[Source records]

▬▬▬▬▬▬

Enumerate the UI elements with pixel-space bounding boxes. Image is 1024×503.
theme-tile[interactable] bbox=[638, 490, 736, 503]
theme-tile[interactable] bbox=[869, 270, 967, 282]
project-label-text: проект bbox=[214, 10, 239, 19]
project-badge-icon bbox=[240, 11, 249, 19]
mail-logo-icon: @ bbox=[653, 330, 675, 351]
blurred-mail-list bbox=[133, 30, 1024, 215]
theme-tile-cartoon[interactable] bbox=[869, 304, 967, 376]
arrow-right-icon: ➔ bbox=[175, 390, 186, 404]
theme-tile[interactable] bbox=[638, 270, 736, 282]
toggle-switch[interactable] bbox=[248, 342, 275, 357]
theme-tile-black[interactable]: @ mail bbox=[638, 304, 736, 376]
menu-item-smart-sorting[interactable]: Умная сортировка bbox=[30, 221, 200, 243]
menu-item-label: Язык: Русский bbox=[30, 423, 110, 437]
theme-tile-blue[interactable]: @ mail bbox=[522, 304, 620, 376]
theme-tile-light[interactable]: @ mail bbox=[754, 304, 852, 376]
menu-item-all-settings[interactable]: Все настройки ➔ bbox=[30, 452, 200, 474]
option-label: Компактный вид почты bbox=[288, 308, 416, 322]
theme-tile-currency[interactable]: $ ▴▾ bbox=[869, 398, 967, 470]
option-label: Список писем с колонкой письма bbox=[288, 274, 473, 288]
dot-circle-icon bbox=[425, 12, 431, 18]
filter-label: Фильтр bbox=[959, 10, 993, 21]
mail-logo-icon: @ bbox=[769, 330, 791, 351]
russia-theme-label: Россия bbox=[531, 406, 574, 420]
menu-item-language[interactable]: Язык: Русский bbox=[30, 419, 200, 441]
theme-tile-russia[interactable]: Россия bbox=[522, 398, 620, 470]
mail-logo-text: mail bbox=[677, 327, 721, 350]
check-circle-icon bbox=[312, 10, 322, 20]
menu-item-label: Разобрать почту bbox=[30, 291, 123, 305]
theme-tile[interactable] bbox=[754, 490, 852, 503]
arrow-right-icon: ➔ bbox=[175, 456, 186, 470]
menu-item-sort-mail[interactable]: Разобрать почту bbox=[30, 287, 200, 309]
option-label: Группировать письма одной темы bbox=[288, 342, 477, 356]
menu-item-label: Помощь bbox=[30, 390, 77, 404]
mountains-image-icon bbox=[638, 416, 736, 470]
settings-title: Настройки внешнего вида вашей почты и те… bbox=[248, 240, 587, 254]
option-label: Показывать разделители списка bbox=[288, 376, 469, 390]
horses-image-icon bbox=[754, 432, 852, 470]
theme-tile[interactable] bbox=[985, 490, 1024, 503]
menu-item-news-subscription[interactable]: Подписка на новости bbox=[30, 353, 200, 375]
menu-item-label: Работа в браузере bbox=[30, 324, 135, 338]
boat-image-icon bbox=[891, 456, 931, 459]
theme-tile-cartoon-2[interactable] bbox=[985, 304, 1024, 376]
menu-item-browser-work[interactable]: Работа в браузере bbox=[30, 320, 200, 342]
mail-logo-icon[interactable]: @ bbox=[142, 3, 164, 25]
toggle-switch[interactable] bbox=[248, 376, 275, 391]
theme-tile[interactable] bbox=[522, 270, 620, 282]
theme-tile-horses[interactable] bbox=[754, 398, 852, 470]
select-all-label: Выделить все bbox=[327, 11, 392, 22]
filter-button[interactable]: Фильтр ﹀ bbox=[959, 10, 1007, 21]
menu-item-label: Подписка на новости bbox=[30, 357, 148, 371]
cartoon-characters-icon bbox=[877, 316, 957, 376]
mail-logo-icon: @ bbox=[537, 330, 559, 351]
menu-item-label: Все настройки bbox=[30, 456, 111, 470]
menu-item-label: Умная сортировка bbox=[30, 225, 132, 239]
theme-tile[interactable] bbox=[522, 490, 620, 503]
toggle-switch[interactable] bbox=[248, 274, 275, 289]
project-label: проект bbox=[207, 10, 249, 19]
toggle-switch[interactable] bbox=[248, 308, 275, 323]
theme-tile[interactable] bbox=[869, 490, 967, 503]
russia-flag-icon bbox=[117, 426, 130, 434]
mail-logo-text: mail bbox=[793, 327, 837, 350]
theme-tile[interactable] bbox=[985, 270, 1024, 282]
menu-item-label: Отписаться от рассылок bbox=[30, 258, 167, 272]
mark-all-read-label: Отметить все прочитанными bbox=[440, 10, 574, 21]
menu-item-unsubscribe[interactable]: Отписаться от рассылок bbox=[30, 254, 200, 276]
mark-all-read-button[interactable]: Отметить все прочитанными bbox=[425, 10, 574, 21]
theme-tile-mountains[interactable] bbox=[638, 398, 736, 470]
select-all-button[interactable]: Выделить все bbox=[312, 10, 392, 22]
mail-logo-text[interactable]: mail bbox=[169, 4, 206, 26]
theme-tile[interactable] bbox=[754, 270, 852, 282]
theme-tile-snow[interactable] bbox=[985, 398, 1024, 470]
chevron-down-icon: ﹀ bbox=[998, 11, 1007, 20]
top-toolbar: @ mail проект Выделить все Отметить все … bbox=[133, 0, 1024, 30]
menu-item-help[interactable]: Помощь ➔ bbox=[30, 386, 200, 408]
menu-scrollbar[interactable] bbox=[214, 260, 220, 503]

▬▬▬▬▬▬

◆ Requirement ◆
Recast every line of the data above as a numbered list, omitting any blank lines.

◆ Exercise output ◆
1. Enumerate the UI elements with pixel-space bounding boxes. Image is 1024×503.
2. theme-tile[interactable] bbox=[638, 490, 736, 503]
3. theme-tile[interactable] bbox=[869, 270, 967, 282]
4. project-label-text: проект bbox=[214, 10, 239, 19]
5. project-badge-icon bbox=[240, 11, 249, 19]
6. mail-logo-icon: @ bbox=[653, 330, 675, 351]
7. blurred-mail-list bbox=[133, 30, 1024, 215]
8. theme-tile-cartoon[interactable] bbox=[869, 304, 967, 376]
9. arrow-right-icon: ➔ bbox=[175, 390, 186, 404]
10. theme-tile[interactable] bbox=[638, 270, 736, 282]
11. toggle-switch[interactable] bbox=[248, 342, 275, 357]
12. theme-tile-black[interactable]: @ mail bbox=[638, 304, 736, 376]
13. menu-item-smart-sorting[interactable]: Умная сортировка bbox=[30, 221, 200, 243]
14. menu-item-label: Язык: Русский bbox=[30, 423, 110, 437]
15. theme-tile-blue[interactable]: @ mail bbox=[522, 304, 620, 376]
16. theme-tile-light[interactable]: @ mail bbox=[754, 304, 852, 376]
17. menu-item-all-settings[interactable]: Все настройки ➔ bbox=[30, 452, 200, 474]
18. option-label: Компактный вид почты bbox=[288, 308, 416, 322]
19. theme-tile-currency[interactable]: $ ▴▾ bbox=[869, 398, 967, 470]
20. option-label: Список писем с колонкой письма bbox=[288, 274, 473, 288]
21. dot-circle-icon bbox=[425, 12, 431, 18]
22. filter-label: Фильтр bbox=[959, 10, 993, 21]
23. mail-logo-icon: @ bbox=[769, 330, 791, 351]
24. russia-theme-label: Россия bbox=[531, 406, 574, 420]
25. menu-item-language[interactable]: Язык: Русский bbox=[30, 419, 200, 441]
26. theme-tile-russia[interactable]: Россия bbox=[522, 398, 620, 470]
27. mail-logo-text: mail bbox=[677, 327, 721, 350]
28. check-circle-icon bbox=[312, 10, 322, 20]
29. menu-item-label: Разобрать почту bbox=[30, 291, 123, 305]
30. theme-tile[interactable] bbox=[754, 490, 852, 503]
31. arrow-right-icon: ➔ bbox=[175, 456, 186, 470]
32. menu-item-sort-mail[interactable]: Разобрать почту bbox=[30, 287, 200, 309]
33. option-label: Группировать письма одной темы bbox=[288, 342, 477, 356]
34. menu-item-label: Помощь bbox=[30, 390, 77, 404]
35. mountains-image-icon bbox=[638, 416, 736, 470]
36. settings-title: Настройки внешнего вида вашей почты и те… bbox=[248, 240, 587, 254]
37. option-label: Показывать разделители списка bbox=[288, 376, 469, 390]
38. horses-image-icon bbox=[754, 432, 852, 470]
39. theme-tile[interactable] bbox=[985, 490, 1024, 503]
40. menu-item-news-subscription[interactable]: Подписка на новости bbox=[30, 353, 200, 375]
41. menu-item-label: Работа в браузере bbox=[30, 324, 135, 338]
42. boat-image-icon bbox=[891, 456, 931, 459]
43. theme-tile-cartoon-2[interactable] bbox=[985, 304, 1024, 376]
44. menu-item-browser-work[interactable]: Работа в браузере bbox=[30, 320, 200, 342]
45. mail-logo-icon[interactable]: @ bbox=[142, 3, 164, 25]
46. toggle-switch[interactable] bbox=[248, 376, 275, 391]
47. theme-tile[interactable] bbox=[522, 270, 620, 282]
48. theme-tile-horses[interactable] bbox=[754, 398, 852, 470]
49. select-all-label: Выделить все bbox=[327, 11, 392, 22]
50. filter-button[interactable]: Фильтр ﹀ bbox=[959, 10, 1007, 21]
51. menu-item-label: Подписка на новости bbox=[30, 357, 148, 371]
52. cartoon-characters-icon bbox=[877, 316, 957, 376]
53. mail-logo-icon: @ bbox=[537, 330, 559, 351]
54. menu-item-label: Все настройки bbox=[30, 456, 111, 470]
55. menu-item-label: Умная сортировка bbox=[30, 225, 132, 239]
56. theme-tile[interactable] bbox=[522, 490, 620, 503]
57. toggle-switch[interactable] bbox=[248, 274, 275, 289]
58. project-label: проект bbox=[207, 10, 249, 19]
59. toggle-switch[interactable] bbox=[248, 308, 275, 323]
60. theme-tile[interactable] bbox=[869, 490, 967, 503]
61. russia-flag-icon bbox=[117, 426, 130, 434]
62. mail-logo-text: mail bbox=[793, 327, 837, 350]
63. theme-tile[interactable] bbox=[985, 270, 1024, 282]
64. menu-item-label: Отписаться от рассылок bbox=[30, 258, 167, 272]
65. mark-all-read-label: Отметить все прочитанными bbox=[440, 10, 574, 21]
66. menu-item-unsubscribe[interactable]: Отписаться от рассылок bbox=[30, 254, 200, 276]
67. mark-all-read-button[interactable]: Отметить все прочитанными bbox=[425, 10, 574, 21]
68. theme-tile-mountains[interactable] bbox=[638, 398, 736, 470]
69. select-all-button[interactable]: Выделить все bbox=[312, 10, 392, 22]
70. mail-logo-text[interactable]: mail bbox=[169, 4, 206, 26]
71. theme-tile[interactable] bbox=[754, 270, 852, 282]
72. theme-tile-snow[interactable] bbox=[985, 398, 1024, 470]
73. chevron-down-icon: ﹀ bbox=[998, 11, 1007, 20]
74. top-toolbar: @ mail проект Выделить все Отметить все … bbox=[133, 0, 1024, 30]
75. menu-item-help[interactable]: Помощь ➔ bbox=[30, 386, 200, 408]
76. menu-scrollbar[interactable] bbox=[214, 260, 220, 503]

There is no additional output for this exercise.